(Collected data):
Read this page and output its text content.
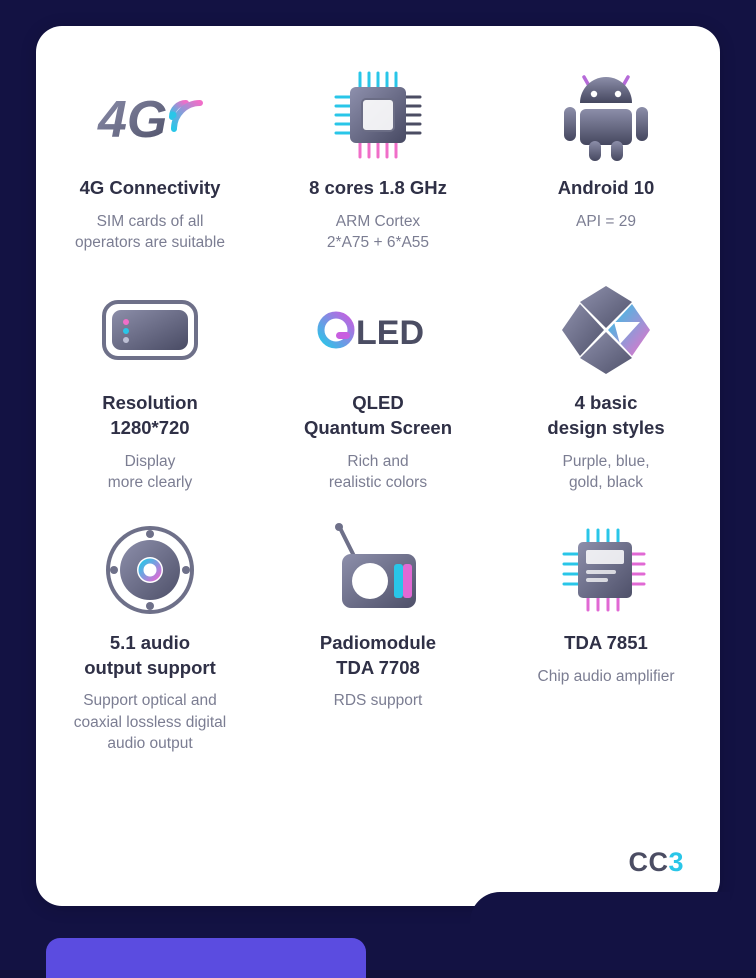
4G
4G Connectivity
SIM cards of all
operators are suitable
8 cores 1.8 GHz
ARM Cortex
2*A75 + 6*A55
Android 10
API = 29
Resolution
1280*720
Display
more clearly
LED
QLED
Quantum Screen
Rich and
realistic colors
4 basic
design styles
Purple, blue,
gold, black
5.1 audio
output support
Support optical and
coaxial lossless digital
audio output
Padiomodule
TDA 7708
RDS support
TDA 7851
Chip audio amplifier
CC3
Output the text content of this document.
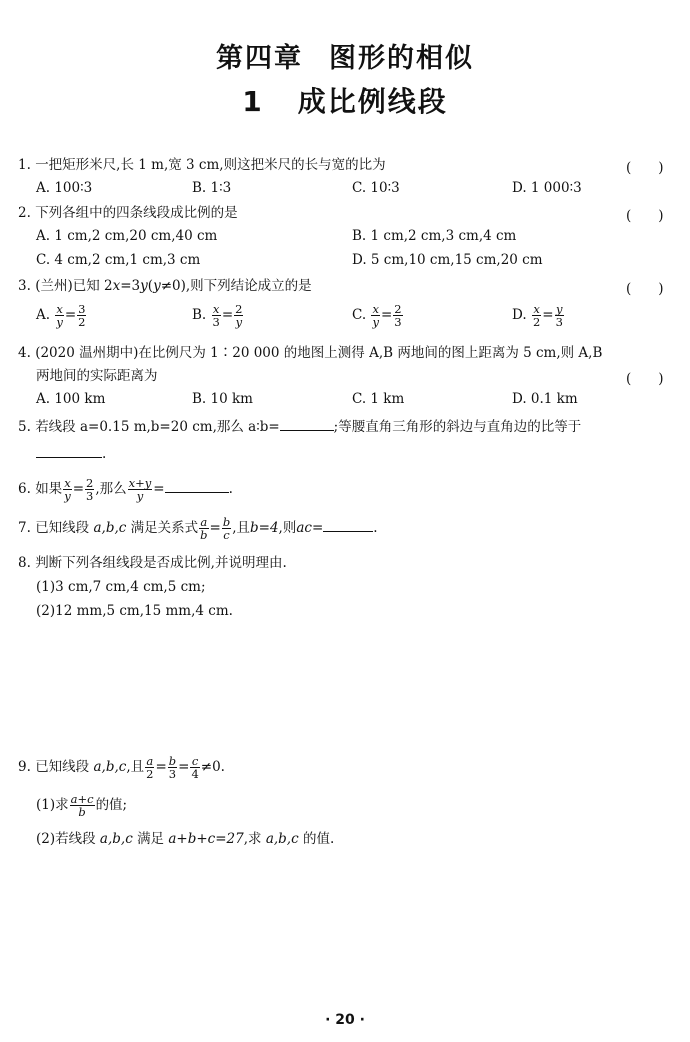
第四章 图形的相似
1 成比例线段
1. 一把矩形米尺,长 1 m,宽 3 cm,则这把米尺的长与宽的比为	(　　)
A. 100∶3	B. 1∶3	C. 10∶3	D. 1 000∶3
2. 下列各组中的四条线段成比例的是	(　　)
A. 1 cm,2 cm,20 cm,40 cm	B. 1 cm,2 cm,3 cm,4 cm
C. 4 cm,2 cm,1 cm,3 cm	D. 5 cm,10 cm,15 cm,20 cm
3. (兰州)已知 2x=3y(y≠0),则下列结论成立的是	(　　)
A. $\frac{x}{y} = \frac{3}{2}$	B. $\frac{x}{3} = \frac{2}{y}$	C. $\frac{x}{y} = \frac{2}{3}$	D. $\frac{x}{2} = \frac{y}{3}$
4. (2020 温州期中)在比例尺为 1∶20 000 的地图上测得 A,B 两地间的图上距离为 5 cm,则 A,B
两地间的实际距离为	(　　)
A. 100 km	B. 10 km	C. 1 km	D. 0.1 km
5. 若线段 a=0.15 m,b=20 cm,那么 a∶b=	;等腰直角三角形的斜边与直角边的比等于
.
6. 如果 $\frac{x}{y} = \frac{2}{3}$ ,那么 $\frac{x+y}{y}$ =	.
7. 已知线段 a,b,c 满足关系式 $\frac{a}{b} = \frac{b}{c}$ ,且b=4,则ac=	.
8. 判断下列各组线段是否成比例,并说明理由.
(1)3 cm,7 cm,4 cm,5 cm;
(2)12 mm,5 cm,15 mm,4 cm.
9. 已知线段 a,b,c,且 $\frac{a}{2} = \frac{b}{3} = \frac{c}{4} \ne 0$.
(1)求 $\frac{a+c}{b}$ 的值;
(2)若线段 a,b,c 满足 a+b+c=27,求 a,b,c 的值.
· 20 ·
---
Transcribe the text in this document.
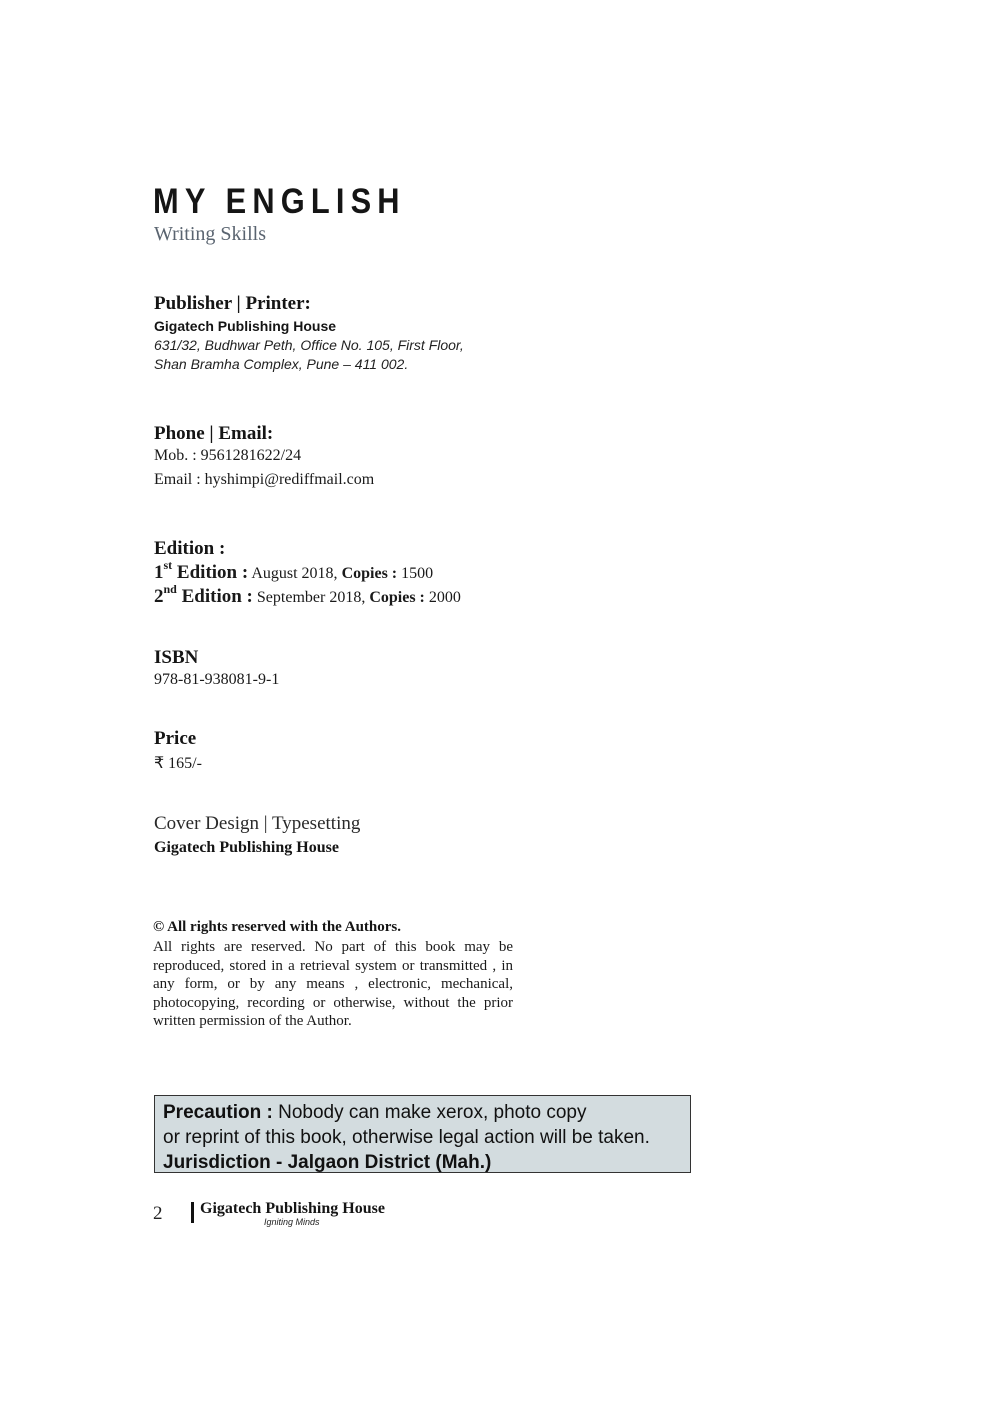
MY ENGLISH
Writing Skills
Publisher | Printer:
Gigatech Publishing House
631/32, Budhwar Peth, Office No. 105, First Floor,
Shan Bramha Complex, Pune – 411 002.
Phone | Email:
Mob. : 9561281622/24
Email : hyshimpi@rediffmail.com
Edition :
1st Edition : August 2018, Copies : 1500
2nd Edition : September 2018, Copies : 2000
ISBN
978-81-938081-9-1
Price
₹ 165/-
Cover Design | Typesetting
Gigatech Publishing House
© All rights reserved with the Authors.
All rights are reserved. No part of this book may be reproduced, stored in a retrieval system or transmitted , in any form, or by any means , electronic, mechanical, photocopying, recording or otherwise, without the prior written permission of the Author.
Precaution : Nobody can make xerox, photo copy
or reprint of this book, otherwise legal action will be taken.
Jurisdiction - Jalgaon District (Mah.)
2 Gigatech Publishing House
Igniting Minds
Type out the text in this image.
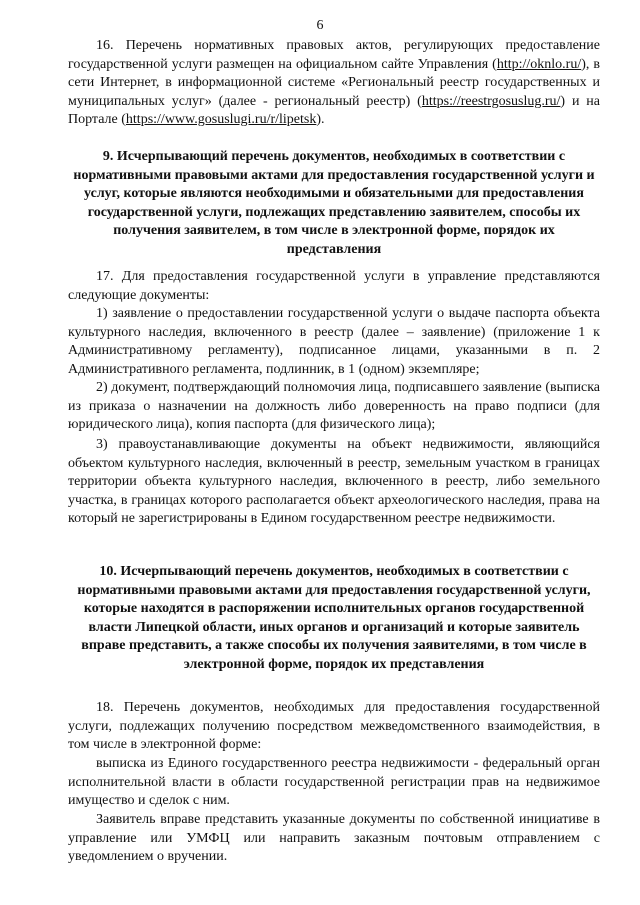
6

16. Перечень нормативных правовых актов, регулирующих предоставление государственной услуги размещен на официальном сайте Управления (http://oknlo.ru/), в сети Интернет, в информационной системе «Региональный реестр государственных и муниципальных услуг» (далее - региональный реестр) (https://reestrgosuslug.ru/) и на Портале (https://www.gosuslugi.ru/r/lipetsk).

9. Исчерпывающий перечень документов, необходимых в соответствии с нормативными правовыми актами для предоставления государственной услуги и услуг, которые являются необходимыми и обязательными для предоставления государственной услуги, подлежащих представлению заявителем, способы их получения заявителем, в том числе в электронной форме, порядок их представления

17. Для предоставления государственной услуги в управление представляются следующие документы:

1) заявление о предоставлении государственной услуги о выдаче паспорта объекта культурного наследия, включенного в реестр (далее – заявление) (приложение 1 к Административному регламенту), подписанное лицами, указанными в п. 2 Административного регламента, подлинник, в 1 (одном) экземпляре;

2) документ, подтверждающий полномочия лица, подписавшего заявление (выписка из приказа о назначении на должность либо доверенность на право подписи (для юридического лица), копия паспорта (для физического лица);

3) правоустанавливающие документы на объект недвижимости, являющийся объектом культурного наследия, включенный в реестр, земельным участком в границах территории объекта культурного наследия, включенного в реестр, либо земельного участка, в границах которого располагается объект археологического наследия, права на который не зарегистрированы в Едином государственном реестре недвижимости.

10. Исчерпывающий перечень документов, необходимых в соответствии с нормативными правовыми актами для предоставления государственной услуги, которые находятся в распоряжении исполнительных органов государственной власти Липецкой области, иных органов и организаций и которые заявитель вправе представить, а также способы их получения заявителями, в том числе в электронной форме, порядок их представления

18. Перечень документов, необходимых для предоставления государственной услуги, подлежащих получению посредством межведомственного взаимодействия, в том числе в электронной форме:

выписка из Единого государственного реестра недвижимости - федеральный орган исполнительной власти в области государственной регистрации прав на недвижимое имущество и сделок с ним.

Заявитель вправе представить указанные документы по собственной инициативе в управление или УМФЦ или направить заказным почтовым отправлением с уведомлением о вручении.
* * *
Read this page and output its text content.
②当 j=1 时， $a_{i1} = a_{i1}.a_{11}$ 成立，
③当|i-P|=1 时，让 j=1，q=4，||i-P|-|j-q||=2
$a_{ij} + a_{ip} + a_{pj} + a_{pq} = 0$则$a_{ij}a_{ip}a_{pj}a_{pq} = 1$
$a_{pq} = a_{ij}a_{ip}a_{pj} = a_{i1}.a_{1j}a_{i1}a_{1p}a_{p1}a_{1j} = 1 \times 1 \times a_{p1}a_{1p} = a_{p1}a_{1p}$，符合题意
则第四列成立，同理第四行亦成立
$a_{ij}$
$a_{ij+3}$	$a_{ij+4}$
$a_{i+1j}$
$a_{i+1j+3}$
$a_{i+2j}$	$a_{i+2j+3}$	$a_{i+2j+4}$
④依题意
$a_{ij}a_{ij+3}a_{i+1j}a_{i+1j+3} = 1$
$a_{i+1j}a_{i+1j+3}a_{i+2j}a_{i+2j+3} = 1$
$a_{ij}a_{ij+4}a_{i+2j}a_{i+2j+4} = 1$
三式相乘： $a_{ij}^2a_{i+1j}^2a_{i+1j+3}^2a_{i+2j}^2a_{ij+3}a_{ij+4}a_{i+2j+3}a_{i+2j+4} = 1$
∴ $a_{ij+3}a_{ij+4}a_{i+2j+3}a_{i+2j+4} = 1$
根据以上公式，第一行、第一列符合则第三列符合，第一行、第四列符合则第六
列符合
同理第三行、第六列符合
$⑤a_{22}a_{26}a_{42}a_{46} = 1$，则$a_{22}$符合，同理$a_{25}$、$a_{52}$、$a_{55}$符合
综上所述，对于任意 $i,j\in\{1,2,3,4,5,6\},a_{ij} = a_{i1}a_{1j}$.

(JOB): In the records above, find each line holding "Copies" and copy it.

(SOLUTION TO THIS EXERCISE):
1st Edition : August 2018, Copies : 1500
2nd Edition : September 2018, Copies : 2000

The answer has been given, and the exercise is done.